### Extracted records
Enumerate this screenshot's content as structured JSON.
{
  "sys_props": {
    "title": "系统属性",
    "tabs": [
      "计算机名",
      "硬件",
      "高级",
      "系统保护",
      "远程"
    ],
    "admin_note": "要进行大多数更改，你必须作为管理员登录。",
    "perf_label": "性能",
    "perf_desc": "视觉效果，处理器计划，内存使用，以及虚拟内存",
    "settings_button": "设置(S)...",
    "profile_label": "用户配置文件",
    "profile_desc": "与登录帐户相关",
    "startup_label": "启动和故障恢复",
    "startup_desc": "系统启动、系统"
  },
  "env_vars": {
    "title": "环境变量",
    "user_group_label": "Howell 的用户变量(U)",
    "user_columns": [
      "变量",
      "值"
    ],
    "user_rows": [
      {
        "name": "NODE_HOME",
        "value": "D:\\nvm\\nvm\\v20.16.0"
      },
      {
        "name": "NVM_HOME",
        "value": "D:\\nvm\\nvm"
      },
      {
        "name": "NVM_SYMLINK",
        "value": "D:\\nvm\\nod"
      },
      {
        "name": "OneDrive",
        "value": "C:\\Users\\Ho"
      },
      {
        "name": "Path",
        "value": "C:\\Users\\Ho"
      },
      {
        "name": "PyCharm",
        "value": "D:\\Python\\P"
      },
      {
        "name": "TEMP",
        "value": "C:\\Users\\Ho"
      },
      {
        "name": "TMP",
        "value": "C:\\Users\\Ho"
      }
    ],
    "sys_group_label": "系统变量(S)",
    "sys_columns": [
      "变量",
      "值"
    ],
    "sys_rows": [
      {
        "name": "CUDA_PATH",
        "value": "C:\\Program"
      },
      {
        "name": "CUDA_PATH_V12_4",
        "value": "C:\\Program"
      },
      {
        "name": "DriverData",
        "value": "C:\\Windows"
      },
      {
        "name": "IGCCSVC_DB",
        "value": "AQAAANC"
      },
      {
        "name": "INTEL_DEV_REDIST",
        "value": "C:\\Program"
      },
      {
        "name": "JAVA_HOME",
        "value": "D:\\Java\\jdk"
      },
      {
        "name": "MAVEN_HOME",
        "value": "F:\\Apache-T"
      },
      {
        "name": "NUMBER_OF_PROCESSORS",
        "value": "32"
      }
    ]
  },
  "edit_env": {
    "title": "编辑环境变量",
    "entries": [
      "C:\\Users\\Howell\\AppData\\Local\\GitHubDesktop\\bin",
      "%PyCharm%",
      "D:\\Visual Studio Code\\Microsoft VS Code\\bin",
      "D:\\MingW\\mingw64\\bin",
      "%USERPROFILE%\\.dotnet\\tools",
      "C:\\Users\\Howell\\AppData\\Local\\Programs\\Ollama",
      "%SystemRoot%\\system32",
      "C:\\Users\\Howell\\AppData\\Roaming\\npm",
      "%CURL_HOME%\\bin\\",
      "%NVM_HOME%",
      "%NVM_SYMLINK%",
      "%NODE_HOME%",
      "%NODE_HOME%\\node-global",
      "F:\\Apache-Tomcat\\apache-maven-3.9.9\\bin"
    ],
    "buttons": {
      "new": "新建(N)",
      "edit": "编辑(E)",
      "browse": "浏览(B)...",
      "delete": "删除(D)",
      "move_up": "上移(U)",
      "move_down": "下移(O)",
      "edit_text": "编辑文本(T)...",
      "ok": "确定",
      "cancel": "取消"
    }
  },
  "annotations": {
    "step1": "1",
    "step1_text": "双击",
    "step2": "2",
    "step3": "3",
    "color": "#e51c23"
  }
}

### WHAT YOU WILL DO
Repeat all of the entries exactly.

### WRITTEN REPLY
Enumerate this screenshot's content as structured JSON.
{
  "sys_props": {
    "title": "系统属性",
    "tabs": [
      "计算机名",
      "硬件",
      "高级",
      "系统保护",
      "远程"
    ],
    "admin_note": "要进行大多数更改，你必须作为管理员登录。",
    "perf_label": "性能",
    "perf_desc": "视觉效果，处理器计划，内存使用，以及虚拟内存",
    "settings_button": "设置(S)...",
    "profile_label": "用户配置文件",
    "profile_desc": "与登录帐户相关",
    "startup_label": "启动和故障恢复",
    "startup_desc": "系统启动、系统"
  },
  "env_vars": {
    "title": "环境变量",
    "user_group_label": "Howell 的用户变量(U)",
    "user_columns": [
      "变量",
      "值"
    ],
    "user_rows": [
      {
        "name": "NODE_HOME",
        "value": "D:\\nvm\\nvm\\v20.16.0"
      },
      {
        "name": "NVM_HOME",
        "value": "D:\\nvm\\nvm"
      },
      {
        "name": "NVM_SYMLINK",
        "value": "D:\\nvm\\nod"
      },
      {
        "name": "OneDrive",
        "value": "C:\\Users\\Ho"
      },
      {
        "name": "Path",
        "value": "C:\\Users\\Ho"
      },
      {
        "name": "PyCharm",
        "value": "D:\\Python\\P"
      },
      {
        "name": "TEMP",
        "value": "C:\\Users\\Ho"
      },
      {
        "name": "TMP",
        "value": "C:\\Users\\Ho"
      }
    ],
    "sys_group_label": "系统变量(S)",
    "sys_columns": [
      "变量",
      "值"
    ],
    "sys_rows": [
      {
        "name": "CUDA_PATH",
        "value": "C:\\Program"
      },
      {
        "name": "CUDA_PATH_V12_4",
        "value": "C:\\Program"
      },
      {
        "name": "DriverData",
        "value": "C:\\Windows"
      },
      {
        "name": "IGCCSVC_DB",
        "value": "AQAAANC"
      },
      {
        "name": "INTEL_DEV_REDIST",
        "value": "C:\\Program"
      },
      {
        "name": "JAVA_HOME",
        "value": "D:\\Java\\jdk"
      },
      {
        "name": "MAVEN_HOME",
        "value": "F:\\Apache-T"
      },
      {
        "name": "NUMBER_OF_PROCESSORS",
        "value": "32"
      }
    ]
  },
  "edit_env": {
    "title": "编辑环境变量",
    "entries": [
      "C:\\Users\\Howell\\AppData\\Local\\GitHubDesktop\\bin",
      "%PyCharm%",
      "D:\\Visual Studio Code\\Microsoft VS Code\\bin",
      "D:\\MingW\\mingw64\\bin",
      "%USERPROFILE%\\.dotnet\\tools",
      "C:\\Users\\Howell\\AppData\\Local\\Programs\\Ollama",
      "%SystemRoot%\\system32",
      "C:\\Users\\Howell\\AppData\\Roaming\\npm",
      "%CURL_HOME%\\bin\\",
      "%NVM_HOME%",
      "%NVM_SYMLINK%",
      "%NODE_HOME%",
      "%NODE_HOME%\\node-global",
      "F:\\Apache-Tomcat\\apache-maven-3.9.9\\bin"
    ],
    "buttons": {
      "new": "新建(N)",
      "edit": "编辑(E)",
      "browse": "浏览(B)...",
      "delete": "删除(D)",
      "move_up": "上移(U)",
      "move_down": "下移(O)",
      "edit_text": "编辑文本(T)...",
      "ok": "确定",
      "cancel": "取消"
    }
  },
  "annotations": {
    "step1": "1",
    "step1_text": "双击",
    "step2": "2",
    "step3": "3",
    "color": "#e51c23"
  }
}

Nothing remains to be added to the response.